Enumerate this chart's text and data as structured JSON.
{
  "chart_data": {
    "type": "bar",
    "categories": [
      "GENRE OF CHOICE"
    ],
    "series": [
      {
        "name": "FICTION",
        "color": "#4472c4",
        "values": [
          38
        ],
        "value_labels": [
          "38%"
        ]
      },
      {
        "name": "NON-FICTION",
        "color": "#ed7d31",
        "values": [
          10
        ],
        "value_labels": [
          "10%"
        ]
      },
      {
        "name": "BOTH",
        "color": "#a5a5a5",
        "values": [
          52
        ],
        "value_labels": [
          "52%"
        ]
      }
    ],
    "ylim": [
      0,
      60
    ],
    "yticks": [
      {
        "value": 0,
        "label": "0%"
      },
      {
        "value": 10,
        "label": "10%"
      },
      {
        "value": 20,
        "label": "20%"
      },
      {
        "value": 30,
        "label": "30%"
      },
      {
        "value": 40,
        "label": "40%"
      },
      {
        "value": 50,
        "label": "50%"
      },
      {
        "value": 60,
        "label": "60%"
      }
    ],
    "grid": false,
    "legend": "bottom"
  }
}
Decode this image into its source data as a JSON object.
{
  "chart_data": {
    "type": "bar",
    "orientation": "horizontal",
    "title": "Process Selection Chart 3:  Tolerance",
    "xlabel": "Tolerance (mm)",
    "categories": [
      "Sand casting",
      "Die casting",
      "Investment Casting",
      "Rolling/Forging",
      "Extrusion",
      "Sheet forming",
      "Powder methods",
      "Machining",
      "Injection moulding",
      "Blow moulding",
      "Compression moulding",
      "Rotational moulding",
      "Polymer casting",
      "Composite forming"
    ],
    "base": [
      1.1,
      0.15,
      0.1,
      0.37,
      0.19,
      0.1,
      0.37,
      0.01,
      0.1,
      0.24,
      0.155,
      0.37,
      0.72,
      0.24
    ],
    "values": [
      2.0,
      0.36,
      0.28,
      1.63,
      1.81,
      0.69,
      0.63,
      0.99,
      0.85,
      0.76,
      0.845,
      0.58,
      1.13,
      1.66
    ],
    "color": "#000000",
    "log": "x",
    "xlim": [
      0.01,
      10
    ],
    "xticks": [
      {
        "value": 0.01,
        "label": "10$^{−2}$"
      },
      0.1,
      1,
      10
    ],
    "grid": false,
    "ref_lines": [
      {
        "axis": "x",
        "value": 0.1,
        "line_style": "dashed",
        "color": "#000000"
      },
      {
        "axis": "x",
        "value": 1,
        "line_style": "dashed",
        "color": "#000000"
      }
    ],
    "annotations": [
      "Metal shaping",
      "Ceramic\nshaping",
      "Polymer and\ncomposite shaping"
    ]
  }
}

------------------------------------------------

> **GIVEN PROBLEM**:
Please list every line of the records that contains "this".

> **CORRECT RESPONSE**:
Enumerate this chart's text and data as structured JSON.
Decode this image into its source data as a JSON object.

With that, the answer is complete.